Collected data entries:
━━━━━━━━━━━━━━━━

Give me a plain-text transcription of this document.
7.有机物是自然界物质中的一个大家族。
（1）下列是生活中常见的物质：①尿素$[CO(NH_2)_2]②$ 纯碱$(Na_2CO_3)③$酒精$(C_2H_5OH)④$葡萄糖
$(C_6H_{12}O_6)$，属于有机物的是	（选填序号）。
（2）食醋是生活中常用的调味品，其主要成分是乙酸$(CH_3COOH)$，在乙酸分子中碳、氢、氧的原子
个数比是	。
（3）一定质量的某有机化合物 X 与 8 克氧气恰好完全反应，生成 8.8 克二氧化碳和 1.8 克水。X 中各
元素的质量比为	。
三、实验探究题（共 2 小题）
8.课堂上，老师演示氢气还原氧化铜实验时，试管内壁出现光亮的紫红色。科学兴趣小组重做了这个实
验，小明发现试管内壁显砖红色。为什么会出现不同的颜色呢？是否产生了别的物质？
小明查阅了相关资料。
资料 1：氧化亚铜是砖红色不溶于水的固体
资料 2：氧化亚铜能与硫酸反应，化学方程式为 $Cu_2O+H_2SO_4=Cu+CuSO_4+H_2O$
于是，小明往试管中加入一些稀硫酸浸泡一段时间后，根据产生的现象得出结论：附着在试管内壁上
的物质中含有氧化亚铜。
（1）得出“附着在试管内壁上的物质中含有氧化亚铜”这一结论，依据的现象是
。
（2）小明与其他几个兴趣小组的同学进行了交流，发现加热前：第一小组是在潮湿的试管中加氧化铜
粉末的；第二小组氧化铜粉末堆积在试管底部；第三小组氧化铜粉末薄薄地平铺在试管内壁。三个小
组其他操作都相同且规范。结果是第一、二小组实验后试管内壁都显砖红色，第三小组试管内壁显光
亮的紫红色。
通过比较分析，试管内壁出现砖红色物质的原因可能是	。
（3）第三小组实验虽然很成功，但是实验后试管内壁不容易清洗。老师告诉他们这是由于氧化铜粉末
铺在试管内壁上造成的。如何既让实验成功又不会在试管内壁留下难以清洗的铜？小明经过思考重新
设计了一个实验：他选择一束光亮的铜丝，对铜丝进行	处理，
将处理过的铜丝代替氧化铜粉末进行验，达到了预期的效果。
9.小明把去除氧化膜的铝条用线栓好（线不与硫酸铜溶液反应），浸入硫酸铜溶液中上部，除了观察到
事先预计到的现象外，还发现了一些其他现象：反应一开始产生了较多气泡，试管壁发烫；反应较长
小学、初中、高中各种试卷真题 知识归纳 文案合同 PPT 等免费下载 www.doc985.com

━━━━━━━━━━━━━━━━

» **Goal**:
Extract the whole listing, character for character.

» **Reply to the task**:
Give me a plain-text transcription of this document.
7.有机物是自然界物质中的一个大家族。
（1）下列是生活中常见的物质：①尿素$[CO(NH_2)_2]②$ 纯碱$(Na_2CO_3)③$酒精$(C_2H_5OH)④$葡萄糖
$(C_6H_{12}O_6)$，属于有机物的是	（选填序号）。
（2）食醋是生活中常用的调味品，其主要成分是乙酸$(CH_3COOH)$，在乙酸分子中碳、氢、氧的原子
个数比是	。
（3）一定质量的某有机化合物 X 与 8 克氧气恰好完全反应，生成 8.8 克二氧化碳和 1.8 克水。X 中各
元素的质量比为	。
三、实验探究题（共 2 小题）
8.课堂上，老师演示氢气还原氧化铜实验时，试管内壁出现光亮的紫红色。科学兴趣小组重做了这个实
验，小明发现试管内壁显砖红色。为什么会出现不同的颜色呢？是否产生了别的物质？
小明查阅了相关资料。
资料 1：氧化亚铜是砖红色不溶于水的固体
资料 2：氧化亚铜能与硫酸反应，化学方程式为 $Cu_2O+H_2SO_4=Cu+CuSO_4+H_2O$
于是，小明往试管中加入一些稀硫酸浸泡一段时间后，根据产生的现象得出结论：附着在试管内壁上
的物质中含有氧化亚铜。
（1）得出“附着在试管内壁上的物质中含有氧化亚铜”这一结论，依据的现象是
。
（2）小明与其他几个兴趣小组的同学进行了交流，发现加热前：第一小组是在潮湿的试管中加氧化铜
粉末的；第二小组氧化铜粉末堆积在试管底部；第三小组氧化铜粉末薄薄地平铺在试管内壁。三个小
组其他操作都相同且规范。结果是第一、二小组实验后试管内壁都显砖红色，第三小组试管内壁显光
亮的紫红色。
通过比较分析，试管内壁出现砖红色物质的原因可能是	。
（3）第三小组实验虽然很成功，但是实验后试管内壁不容易清洗。老师告诉他们这是由于氧化铜粉末
铺在试管内壁上造成的。如何既让实验成功又不会在试管内壁留下难以清洗的铜？小明经过思考重新
设计了一个实验：他选择一束光亮的铜丝，对铜丝进行	处理，
将处理过的铜丝代替氧化铜粉末进行验，达到了预期的效果。
9.小明把去除氧化膜的铝条用线栓好（线不与硫酸铜溶液反应），浸入硫酸铜溶液中上部，除了观察到
事先预计到的现象外，还发现了一些其他现象：反应一开始产生了较多气泡，试管壁发烫；反应较长
小学、初中、高中各种试卷真题 知识归纳 文案合同 PPT 等免费下载 www.doc985.com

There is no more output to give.